Short problem ▸
State how many lines in the entries below contain "Concepts". Write nothing but the number.

#### Material supplied

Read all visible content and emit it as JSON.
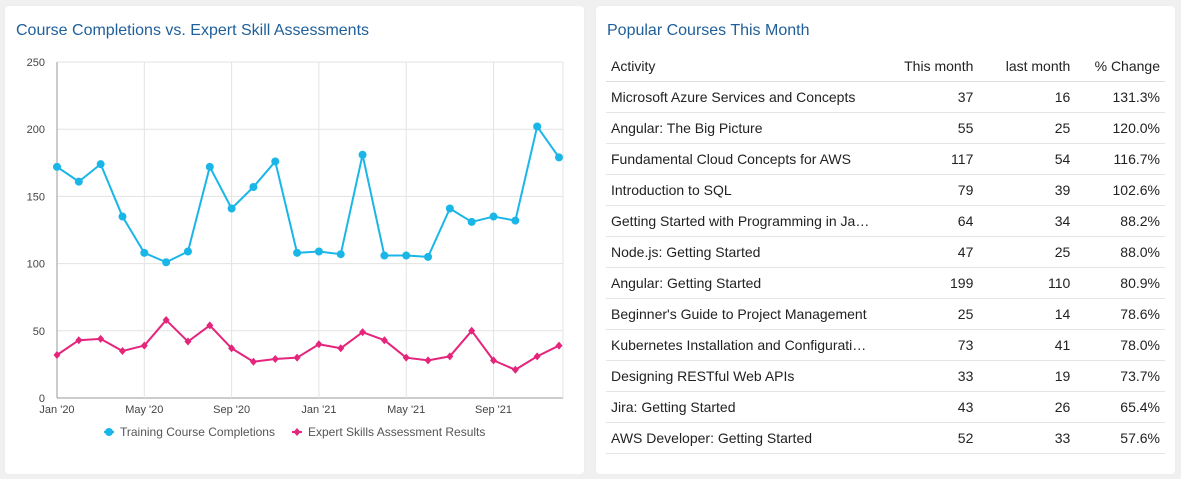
{
  "chart_panel": {
    "title": "Course Completions vs. Expert Skill Assessments"
  },
  "table_panel": {
    "title": "Popular Courses This Month",
    "columns": [
      "Activity",
      "This month",
      "last month",
      "% Change"
    ],
    "rows": [
      {
        "activity": "Microsoft Azure Services and Concepts",
        "this_month": "37",
        "last_month": "16",
        "change": "131.3%"
      },
      {
        "activity": "Angular: The Big Picture",
        "this_month": "55",
        "last_month": "25",
        "change": "120.0%"
      },
      {
        "activity": "Fundamental Cloud Concepts for AWS",
        "this_month": "117",
        "last_month": "54",
        "change": "116.7%"
      },
      {
        "activity": "Introduction to SQL",
        "this_month": "79",
        "last_month": "39",
        "change": "102.6%"
      },
      {
        "activity": "Getting Started with Programming in Ja…",
        "this_month": "64",
        "last_month": "34",
        "change": "88.2%"
      },
      {
        "activity": "Node.js: Getting Started",
        "this_month": "47",
        "last_month": "25",
        "change": "88.0%"
      },
      {
        "activity": "Angular: Getting Started",
        "this_month": "199",
        "last_month": "110",
        "change": "80.9%"
      },
      {
        "activity": "Beginner's Guide to Project Management",
        "this_month": "25",
        "last_month": "14",
        "change": "78.6%"
      },
      {
        "activity": "Kubernetes Installation and Configurati…",
        "this_month": "73",
        "last_month": "41",
        "change": "78.0%"
      },
      {
        "activity": "Designing RESTful Web APIs",
        "this_month": "33",
        "last_month": "19",
        "change": "73.7%"
      },
      {
        "activity": "Jira: Getting Started",
        "this_month": "43",
        "last_month": "26",
        "change": "65.4%"
      },
      {
        "activity": "AWS Developer: Getting Started",
        "this_month": "52",
        "last_month": "33",
        "change": "57.6%"
      }
    ]
  },
  "chart_data": {
    "type": "line",
    "title": "Course Completions vs. Expert Skill Assessments",
    "xlabel": "",
    "ylabel": "",
    "ylim": [
      0,
      250
    ],
    "yticks": [
      0,
      50,
      100,
      150,
      200,
      250
    ],
    "x": [
      "Jan '20",
      "Feb '20",
      "Mar '20",
      "Apr '20",
      "May '20",
      "Jun '20",
      "Jul '20",
      "Aug '20",
      "Sep '20",
      "Oct '20",
      "Nov '20",
      "Dec '20",
      "Jan '21",
      "Feb '21",
      "Mar '21",
      "Apr '21",
      "May '21",
      "Jun '21",
      "Jul '21",
      "Aug '21",
      "Sep '21",
      "Oct '21",
      "Nov '21",
      "Dec '21"
    ],
    "xtick_labels": [
      "Jan '20",
      "May '20",
      "Sep '20",
      "Jan '21",
      "May '21",
      "Sep '21"
    ],
    "xtick_index": [
      0,
      4,
      8,
      12,
      16,
      20
    ],
    "grid": true,
    "legend_position": "bottom",
    "series": [
      {
        "name": "Training Course Completions",
        "color": "#1ab6e8",
        "marker": "circle",
        "values": [
          172,
          161,
          174,
          135,
          108,
          101,
          109,
          172,
          141,
          157,
          176,
          108,
          109,
          107,
          181,
          106,
          106,
          105,
          141,
          131,
          135,
          132,
          202,
          179
        ]
      },
      {
        "name": "Expert Skills Assessment Results",
        "color": "#e5247c",
        "marker": "diamond",
        "values": [
          32,
          43,
          44,
          35,
          39,
          58,
          42,
          54,
          37,
          27,
          29,
          30,
          40,
          37,
          49,
          43,
          30,
          28,
          31,
          50,
          28,
          21,
          31,
          39
        ]
      }
    ]
  }
}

########

Result for this exercise ▸
2